## Exercise description
Return all lines with the word "spectrum" in them.

## Dataset excerpts
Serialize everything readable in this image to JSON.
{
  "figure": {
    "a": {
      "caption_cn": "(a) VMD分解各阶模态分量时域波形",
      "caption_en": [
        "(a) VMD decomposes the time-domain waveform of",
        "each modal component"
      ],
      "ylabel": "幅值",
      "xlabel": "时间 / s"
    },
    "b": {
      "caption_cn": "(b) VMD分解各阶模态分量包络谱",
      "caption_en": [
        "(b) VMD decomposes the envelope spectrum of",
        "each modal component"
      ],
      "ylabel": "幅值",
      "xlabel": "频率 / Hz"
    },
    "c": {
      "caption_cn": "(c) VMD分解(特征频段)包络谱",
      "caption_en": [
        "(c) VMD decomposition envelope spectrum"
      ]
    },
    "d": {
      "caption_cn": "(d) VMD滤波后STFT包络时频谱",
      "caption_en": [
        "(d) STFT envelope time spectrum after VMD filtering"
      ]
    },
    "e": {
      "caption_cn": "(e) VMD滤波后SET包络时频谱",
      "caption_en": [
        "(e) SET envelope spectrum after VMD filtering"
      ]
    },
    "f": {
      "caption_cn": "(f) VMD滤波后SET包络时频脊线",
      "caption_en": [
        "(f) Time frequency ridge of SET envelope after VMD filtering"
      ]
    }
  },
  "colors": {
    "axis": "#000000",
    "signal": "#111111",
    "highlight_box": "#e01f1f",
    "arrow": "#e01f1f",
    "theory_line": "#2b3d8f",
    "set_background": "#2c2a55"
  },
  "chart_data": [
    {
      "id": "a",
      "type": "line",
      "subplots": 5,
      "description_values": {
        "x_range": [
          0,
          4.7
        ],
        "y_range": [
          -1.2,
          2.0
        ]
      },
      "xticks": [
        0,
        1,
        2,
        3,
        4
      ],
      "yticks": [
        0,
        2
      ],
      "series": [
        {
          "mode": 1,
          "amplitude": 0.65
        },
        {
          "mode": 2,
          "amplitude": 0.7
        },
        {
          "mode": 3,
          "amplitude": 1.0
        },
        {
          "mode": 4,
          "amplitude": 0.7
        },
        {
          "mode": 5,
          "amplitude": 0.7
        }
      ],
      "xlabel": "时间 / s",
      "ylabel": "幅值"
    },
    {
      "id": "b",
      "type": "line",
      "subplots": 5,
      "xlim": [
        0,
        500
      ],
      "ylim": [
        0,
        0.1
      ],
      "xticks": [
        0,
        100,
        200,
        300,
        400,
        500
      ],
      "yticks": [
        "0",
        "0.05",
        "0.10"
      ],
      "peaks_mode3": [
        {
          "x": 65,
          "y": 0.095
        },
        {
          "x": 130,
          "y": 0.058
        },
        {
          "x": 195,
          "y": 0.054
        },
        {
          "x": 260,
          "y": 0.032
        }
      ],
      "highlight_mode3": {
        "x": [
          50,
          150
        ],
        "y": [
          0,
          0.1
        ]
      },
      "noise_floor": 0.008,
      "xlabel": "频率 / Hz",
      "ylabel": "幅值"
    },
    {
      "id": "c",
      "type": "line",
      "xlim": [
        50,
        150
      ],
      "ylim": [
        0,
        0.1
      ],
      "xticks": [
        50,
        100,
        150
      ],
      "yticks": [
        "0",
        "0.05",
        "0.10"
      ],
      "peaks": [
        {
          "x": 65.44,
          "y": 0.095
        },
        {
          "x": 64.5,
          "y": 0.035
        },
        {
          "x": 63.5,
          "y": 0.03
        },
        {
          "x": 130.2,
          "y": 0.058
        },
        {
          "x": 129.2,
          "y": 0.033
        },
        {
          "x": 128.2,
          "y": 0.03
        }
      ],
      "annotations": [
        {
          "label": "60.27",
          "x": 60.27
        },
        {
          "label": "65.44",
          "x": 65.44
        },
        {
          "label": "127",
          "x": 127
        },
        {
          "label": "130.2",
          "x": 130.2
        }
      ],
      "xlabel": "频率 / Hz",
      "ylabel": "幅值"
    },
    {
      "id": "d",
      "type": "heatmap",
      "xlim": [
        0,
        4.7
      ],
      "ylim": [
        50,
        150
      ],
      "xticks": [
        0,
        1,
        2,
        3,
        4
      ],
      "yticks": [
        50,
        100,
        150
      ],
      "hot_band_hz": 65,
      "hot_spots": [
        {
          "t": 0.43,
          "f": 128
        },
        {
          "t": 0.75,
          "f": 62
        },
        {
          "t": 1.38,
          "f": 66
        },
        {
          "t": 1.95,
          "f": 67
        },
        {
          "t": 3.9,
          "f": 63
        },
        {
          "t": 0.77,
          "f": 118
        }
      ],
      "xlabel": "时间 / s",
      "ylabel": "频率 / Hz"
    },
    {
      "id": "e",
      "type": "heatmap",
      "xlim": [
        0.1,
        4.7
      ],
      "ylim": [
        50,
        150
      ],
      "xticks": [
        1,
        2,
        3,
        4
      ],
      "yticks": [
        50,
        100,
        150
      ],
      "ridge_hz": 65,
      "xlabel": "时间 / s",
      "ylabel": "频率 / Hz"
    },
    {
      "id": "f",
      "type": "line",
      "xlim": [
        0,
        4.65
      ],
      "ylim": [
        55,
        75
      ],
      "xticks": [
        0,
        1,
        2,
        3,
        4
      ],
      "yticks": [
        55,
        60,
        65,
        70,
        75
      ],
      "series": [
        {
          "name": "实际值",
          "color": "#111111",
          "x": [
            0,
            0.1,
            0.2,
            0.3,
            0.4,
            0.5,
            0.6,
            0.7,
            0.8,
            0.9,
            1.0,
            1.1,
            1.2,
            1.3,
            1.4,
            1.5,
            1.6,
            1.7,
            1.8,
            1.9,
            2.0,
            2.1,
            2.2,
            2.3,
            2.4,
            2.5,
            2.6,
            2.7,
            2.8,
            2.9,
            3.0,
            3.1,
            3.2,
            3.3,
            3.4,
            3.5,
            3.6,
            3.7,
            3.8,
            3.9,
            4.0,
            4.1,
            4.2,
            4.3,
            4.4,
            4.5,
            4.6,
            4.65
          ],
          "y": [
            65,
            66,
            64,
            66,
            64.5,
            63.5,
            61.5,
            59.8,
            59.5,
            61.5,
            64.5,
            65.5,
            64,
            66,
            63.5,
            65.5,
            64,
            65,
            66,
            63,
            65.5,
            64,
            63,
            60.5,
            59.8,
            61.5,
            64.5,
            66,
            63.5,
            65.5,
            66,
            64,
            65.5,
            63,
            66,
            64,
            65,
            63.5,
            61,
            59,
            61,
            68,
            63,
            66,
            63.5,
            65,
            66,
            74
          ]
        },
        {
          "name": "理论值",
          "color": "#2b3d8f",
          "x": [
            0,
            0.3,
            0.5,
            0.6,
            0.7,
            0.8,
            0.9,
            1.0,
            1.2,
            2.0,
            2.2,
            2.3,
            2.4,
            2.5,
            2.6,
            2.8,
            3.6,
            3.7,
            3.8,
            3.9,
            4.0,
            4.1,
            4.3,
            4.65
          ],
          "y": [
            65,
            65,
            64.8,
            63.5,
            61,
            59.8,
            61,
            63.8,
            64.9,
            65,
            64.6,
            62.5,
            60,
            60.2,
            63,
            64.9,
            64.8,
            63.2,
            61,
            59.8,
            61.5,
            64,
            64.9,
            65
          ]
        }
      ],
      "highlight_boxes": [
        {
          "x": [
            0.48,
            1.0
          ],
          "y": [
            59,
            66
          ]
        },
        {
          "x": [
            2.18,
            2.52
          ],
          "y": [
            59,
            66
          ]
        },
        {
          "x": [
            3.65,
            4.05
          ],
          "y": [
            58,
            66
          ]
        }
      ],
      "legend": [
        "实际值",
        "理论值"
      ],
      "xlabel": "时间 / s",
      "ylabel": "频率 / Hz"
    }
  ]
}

## Reply to the task
        "(b) VMD decomposes the envelope spectrum of",
        "(c) VMD decomposition envelope spectrum"
        "(d) STFT envelope time spectrum after VMD filtering"
        "(e) SET envelope spectrum after VMD filtering"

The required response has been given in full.